• _Directions for this task_:
Filter the records below and copy every line containing the word "igualdad".

• _Records_:
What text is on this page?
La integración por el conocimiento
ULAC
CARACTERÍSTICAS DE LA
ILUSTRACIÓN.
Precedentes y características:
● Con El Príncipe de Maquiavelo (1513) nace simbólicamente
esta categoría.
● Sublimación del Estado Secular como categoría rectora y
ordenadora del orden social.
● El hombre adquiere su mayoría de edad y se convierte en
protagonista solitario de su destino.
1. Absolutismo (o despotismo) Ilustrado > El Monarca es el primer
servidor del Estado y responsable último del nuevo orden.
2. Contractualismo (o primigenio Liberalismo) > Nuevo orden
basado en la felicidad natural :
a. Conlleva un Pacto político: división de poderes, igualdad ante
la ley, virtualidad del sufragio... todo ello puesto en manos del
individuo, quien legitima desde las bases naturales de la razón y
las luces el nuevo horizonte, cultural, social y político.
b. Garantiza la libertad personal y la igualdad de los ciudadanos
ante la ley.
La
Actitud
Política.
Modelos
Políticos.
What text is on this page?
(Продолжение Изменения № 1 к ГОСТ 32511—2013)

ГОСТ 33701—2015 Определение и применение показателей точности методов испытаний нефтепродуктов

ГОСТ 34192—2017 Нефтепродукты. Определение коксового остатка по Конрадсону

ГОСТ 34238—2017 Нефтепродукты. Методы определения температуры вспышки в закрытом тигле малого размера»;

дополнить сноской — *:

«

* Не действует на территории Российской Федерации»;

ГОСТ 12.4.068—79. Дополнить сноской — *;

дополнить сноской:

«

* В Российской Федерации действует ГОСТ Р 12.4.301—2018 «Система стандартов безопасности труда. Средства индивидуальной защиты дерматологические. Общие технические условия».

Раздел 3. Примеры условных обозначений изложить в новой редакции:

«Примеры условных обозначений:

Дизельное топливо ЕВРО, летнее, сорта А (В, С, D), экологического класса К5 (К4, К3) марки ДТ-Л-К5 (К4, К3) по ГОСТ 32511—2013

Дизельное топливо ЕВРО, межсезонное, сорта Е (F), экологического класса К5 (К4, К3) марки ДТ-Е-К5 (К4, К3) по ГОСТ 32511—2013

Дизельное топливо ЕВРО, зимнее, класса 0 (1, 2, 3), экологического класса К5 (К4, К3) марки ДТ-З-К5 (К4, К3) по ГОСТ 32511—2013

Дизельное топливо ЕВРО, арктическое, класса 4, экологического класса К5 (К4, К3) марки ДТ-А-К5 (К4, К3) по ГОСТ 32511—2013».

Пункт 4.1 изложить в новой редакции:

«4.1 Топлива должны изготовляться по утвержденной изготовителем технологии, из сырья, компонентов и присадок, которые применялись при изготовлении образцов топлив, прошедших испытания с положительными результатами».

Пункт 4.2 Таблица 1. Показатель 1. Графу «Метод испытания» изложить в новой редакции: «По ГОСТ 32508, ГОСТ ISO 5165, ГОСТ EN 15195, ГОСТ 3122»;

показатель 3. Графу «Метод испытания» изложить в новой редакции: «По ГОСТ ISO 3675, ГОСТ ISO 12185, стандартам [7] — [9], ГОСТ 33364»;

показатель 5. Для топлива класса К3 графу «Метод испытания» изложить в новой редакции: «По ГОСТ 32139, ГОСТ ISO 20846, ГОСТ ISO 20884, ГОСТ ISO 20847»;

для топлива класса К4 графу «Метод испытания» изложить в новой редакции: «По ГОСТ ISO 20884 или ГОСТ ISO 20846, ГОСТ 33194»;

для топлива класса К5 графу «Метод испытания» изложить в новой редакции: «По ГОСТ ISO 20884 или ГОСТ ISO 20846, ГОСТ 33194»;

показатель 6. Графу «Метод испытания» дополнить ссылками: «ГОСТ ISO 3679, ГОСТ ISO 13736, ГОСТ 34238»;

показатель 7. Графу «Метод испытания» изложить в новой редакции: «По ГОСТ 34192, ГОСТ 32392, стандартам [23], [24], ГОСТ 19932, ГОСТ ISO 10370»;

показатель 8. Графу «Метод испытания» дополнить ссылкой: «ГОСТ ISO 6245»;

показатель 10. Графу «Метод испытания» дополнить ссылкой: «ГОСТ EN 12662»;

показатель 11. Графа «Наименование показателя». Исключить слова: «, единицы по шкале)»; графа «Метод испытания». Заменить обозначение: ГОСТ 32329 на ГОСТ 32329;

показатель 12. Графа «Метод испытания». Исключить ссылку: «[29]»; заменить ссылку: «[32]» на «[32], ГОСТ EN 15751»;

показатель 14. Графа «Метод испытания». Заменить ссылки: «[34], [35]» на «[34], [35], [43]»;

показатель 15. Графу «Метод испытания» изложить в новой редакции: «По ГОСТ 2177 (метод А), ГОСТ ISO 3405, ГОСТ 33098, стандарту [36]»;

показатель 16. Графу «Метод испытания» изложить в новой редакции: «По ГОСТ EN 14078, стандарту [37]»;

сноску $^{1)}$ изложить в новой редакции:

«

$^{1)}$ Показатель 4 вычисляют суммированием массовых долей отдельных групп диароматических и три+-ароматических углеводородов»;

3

• _Task answer_:
a. Conlleva un Pacto político: división de poderes, igualdad ante
b. Garantiza la libertad personal y la igualdad de los ciudadanos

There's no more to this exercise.